━━━━━ Records provided ━━━━━
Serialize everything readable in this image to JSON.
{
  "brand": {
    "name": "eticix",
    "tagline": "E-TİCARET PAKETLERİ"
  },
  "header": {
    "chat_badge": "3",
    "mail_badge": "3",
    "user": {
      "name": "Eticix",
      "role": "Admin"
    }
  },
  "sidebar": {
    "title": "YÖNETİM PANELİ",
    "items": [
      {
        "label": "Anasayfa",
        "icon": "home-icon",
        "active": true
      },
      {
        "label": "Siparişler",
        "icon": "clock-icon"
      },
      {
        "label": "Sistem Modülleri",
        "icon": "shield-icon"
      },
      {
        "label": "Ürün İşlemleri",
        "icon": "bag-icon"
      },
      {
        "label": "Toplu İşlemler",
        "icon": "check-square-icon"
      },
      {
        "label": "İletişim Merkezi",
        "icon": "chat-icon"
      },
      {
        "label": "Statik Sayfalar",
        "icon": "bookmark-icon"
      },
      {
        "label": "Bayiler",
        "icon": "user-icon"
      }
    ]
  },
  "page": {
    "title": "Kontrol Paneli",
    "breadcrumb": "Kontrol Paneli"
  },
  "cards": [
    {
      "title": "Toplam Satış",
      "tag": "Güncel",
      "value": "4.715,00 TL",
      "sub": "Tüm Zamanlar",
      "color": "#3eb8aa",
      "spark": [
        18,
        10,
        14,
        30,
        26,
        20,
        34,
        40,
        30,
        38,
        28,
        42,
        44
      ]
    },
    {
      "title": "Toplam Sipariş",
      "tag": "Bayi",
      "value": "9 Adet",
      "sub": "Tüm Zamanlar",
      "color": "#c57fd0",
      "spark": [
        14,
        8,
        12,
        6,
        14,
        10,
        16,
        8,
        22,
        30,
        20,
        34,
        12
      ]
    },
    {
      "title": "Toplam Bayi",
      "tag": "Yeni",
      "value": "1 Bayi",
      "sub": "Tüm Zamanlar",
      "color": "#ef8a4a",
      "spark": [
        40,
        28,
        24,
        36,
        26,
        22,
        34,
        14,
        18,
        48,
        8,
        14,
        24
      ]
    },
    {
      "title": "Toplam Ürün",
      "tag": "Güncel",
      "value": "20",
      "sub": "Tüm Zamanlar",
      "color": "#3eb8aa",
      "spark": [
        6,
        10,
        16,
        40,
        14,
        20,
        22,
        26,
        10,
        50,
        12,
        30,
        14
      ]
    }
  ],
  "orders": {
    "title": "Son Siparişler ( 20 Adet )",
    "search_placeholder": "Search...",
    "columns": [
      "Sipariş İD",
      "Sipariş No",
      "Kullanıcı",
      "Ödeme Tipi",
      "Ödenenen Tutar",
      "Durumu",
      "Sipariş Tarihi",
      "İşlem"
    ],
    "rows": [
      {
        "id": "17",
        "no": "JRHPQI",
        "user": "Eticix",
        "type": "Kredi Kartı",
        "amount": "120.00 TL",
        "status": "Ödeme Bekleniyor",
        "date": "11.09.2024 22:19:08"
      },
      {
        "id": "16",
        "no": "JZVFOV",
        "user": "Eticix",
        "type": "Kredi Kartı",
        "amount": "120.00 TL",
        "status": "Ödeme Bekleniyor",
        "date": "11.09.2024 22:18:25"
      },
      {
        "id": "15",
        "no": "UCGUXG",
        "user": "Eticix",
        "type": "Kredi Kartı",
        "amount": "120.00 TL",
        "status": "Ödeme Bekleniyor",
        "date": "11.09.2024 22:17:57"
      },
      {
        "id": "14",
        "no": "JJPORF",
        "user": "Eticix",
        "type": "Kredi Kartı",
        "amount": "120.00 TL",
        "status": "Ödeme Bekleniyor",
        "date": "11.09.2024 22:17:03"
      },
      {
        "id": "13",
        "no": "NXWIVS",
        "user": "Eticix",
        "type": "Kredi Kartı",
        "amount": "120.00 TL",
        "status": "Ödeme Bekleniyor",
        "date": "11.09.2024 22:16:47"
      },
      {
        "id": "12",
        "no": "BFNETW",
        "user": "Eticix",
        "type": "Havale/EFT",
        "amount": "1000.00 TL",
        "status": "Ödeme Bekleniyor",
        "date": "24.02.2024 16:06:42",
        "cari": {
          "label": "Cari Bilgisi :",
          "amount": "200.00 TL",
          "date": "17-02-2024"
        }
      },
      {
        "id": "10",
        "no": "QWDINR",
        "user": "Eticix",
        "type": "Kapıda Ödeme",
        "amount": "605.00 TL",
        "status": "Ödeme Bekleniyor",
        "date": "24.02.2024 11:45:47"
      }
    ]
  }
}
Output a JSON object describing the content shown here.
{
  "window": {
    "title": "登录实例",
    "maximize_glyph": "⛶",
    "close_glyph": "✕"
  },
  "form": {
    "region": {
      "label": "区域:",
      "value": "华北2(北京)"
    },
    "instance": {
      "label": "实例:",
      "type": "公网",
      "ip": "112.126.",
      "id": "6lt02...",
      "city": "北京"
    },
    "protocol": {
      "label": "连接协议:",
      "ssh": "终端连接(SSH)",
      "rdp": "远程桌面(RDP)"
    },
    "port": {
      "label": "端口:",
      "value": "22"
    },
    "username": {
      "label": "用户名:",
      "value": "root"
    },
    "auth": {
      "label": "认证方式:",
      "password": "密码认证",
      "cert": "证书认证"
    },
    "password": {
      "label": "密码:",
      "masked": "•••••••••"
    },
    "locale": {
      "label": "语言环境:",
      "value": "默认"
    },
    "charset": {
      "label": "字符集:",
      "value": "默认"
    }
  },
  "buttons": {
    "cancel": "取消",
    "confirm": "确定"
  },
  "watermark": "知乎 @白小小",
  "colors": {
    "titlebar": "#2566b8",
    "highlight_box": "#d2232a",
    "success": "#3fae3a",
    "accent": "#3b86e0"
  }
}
━━━━━
To be done:
Go through the data above and find the lines with the word "Kontrol". Copy each of those lines.

Task solution:
    "title": "Kontrol Paneli",
    "breadcrumb": "Kontrol Paneli"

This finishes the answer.